Task instructions: Repeat each line word for word.

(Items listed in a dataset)

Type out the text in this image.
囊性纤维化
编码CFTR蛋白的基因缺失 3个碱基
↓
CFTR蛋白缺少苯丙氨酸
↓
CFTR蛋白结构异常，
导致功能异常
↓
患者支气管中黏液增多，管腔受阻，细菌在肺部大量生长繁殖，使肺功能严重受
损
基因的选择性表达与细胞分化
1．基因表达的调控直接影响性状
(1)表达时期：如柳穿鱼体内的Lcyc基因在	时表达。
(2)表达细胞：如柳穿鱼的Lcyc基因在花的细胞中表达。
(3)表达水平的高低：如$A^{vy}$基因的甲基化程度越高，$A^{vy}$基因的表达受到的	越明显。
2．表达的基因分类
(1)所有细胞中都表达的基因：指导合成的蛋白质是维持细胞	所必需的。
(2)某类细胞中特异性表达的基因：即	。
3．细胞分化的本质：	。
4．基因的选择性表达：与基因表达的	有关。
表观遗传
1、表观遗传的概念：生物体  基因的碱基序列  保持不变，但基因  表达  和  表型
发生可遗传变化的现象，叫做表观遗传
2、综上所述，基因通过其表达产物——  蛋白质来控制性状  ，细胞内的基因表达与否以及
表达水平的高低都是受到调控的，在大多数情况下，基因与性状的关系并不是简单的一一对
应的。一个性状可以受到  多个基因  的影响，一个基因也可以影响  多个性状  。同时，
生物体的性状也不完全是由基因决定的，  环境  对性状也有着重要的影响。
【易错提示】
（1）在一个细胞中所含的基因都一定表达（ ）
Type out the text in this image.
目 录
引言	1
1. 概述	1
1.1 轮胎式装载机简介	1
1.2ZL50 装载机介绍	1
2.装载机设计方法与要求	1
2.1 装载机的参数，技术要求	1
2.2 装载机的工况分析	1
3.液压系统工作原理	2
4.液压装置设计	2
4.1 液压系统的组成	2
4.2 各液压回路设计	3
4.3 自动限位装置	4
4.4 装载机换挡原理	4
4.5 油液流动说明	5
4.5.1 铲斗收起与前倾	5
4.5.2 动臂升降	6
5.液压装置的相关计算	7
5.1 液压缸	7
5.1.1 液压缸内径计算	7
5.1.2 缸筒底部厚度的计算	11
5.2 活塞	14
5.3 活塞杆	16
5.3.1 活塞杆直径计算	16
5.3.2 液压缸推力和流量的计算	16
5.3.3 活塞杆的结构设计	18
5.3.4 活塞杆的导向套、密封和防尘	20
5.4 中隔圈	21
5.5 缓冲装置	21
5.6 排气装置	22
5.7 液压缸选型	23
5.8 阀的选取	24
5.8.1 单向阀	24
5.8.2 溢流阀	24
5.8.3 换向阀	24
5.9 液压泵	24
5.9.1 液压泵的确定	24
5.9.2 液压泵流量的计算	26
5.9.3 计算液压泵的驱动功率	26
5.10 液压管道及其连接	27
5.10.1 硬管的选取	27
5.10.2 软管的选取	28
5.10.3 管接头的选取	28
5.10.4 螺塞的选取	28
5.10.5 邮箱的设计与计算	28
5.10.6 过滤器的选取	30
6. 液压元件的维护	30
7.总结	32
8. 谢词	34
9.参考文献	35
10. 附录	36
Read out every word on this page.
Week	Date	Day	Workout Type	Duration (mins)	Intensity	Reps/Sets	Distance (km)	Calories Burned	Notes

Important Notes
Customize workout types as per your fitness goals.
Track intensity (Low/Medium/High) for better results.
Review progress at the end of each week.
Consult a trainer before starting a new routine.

The result:
Type out the text in this image.
囊性纤维化
编码CFTR蛋白的基因缺失 3个碱基
↓
CFTR蛋白缺少苯丙氨酸
↓
CFTR蛋白结构异常，
导致功能异常
↓
患者支气管中黏液增多，管腔受阻，细菌在肺部大量生长繁殖，使肺功能严重受
损
基因的选择性表达与细胞分化
1．基因表达的调控直接影响性状
(1)表达时期：如柳穿鱼体内的Lcyc基因在	时表达。
(2)表达细胞：如柳穿鱼的Lcyc基因在花的细胞中表达。
(3)表达水平的高低：如$A^{vy}$基因的甲基化程度越高，$A^{vy}$基因的表达受到的	越明显。
2．表达的基因分类
(1)所有细胞中都表达的基因：指导合成的蛋白质是维持细胞	所必需的。
(2)某类细胞中特异性表达的基因：即	。
3．细胞分化的本质：	。
4．基因的选择性表达：与基因表达的	有关。
表观遗传
1、表观遗传的概念：生物体  基因的碱基序列  保持不变，但基因  表达  和  表型
发生可遗传变化的现象，叫做表观遗传
2、综上所述，基因通过其表达产物——  蛋白质来控制性状  ，细胞内的基因表达与否以及
表达水平的高低都是受到调控的，在大多数情况下，基因与性状的关系并不是简单的一一对
应的。一个性状可以受到  多个基因  的影响，一个基因也可以影响  多个性状  。同时，
生物体的性状也不完全是由基因决定的，  环境  对性状也有着重要的影响。
【易错提示】
（1）在一个细胞中所含的基因都一定表达（ ）
Type out the text in this image.
目 录
引言	1
1. 概述	1
1.1 轮胎式装载机简介	1
1.2ZL50 装载机介绍	1
2.装载机设计方法与要求	1
2.1 装载机的参数，技术要求	1
2.2 装载机的工况分析	1
3.液压系统工作原理	2
4.液压装置设计	2
4.1 液压系统的组成	2
4.2 各液压回路设计	3
4.3 自动限位装置	4
4.4 装载机换挡原理	4
4.5 油液流动说明	5
4.5.1 铲斗收起与前倾	5
4.5.2 动臂升降	6
5.液压装置的相关计算	7
5.1 液压缸	7
5.1.1 液压缸内径计算	7
5.1.2 缸筒底部厚度的计算	11
5.2 活塞	14
5.3 活塞杆	16
5.3.1 活塞杆直径计算	16
5.3.2 液压缸推力和流量的计算	16
5.3.3 活塞杆的结构设计	18
5.3.4 活塞杆的导向套、密封和防尘	20
5.4 中隔圈	21
5.5 缓冲装置	21
5.6 排气装置	22
5.7 液压缸选型	23
5.8 阀的选取	24
5.8.1 单向阀	24
5.8.2 溢流阀	24
5.8.3 换向阀	24
5.9 液压泵	24
5.9.1 液压泵的确定	24
5.9.2 液压泵流量的计算	26
5.9.3 计算液压泵的驱动功率	26
5.10 液压管道及其连接	27
5.10.1 硬管的选取	27
5.10.2 软管的选取	28
5.10.3 管接头的选取	28
5.10.4 螺塞的选取	28
5.10.5 邮箱的设计与计算	28
5.10.6 过滤器的选取	30
6. 液压元件的维护	30
7.总结	32
8. 谢词	34
9.参考文献	35
10. 附录	36
Read out every word on this page.
Week	Date	Day	Workout Type	Duration (mins)	Intensity	Reps/Sets	Distance (km)	Calories Burned	Notes

Important Notes
Customize workout types as per your fitness goals.
Track intensity (Low/Medium/High) for better results.
Review progress at the end of each week.
Consult a trainer before starting a new routine.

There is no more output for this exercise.